• The problem: In the records below, tally every line containing "Spouse". Report only the total.

##########

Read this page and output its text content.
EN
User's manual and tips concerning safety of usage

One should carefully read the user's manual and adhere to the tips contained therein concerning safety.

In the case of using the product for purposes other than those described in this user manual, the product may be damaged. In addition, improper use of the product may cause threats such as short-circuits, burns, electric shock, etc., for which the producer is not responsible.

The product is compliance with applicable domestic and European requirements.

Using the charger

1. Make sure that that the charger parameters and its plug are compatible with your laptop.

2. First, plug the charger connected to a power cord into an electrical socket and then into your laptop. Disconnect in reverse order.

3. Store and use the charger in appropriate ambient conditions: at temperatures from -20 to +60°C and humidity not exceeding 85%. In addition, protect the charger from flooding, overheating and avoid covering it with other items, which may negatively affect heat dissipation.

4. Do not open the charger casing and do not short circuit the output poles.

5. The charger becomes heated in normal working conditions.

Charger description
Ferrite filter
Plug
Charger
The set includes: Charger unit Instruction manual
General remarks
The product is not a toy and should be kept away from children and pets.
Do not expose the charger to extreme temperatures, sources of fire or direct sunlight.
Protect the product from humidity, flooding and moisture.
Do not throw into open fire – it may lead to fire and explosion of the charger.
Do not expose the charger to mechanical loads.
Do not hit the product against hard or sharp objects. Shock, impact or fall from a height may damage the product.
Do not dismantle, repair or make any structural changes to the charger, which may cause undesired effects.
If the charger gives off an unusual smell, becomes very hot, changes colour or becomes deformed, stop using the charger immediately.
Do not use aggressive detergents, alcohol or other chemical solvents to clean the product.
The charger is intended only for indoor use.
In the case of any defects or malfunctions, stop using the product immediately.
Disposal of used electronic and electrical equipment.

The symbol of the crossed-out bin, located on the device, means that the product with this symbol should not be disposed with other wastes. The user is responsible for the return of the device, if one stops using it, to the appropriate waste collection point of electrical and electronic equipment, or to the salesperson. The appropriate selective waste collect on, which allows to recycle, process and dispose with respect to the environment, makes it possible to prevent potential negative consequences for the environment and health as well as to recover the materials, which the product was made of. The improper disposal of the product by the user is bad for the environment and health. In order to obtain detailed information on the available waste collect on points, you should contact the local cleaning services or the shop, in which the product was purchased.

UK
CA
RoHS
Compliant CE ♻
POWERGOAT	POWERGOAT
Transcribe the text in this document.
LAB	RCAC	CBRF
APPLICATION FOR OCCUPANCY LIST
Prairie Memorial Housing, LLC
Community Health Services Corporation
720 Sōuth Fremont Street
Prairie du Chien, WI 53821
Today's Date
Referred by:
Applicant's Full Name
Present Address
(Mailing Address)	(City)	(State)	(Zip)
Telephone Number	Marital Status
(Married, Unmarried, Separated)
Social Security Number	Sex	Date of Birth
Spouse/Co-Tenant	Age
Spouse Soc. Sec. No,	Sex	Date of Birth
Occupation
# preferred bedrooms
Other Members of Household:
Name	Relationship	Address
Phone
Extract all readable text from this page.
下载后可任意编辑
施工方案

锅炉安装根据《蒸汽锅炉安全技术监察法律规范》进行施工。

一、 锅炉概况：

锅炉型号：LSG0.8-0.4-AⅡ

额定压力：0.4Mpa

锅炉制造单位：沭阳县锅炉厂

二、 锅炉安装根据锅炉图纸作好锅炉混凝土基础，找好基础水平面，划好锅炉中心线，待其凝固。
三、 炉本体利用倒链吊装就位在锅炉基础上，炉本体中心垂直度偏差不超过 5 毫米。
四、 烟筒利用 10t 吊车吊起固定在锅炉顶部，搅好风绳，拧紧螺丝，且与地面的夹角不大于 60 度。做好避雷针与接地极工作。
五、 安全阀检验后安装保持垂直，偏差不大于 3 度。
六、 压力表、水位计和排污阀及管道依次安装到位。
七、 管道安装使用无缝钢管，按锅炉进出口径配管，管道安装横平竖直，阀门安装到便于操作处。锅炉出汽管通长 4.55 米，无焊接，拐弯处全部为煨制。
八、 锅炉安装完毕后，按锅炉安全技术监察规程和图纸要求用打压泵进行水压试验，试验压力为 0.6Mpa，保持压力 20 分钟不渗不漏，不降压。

##########

• Exercise response: 2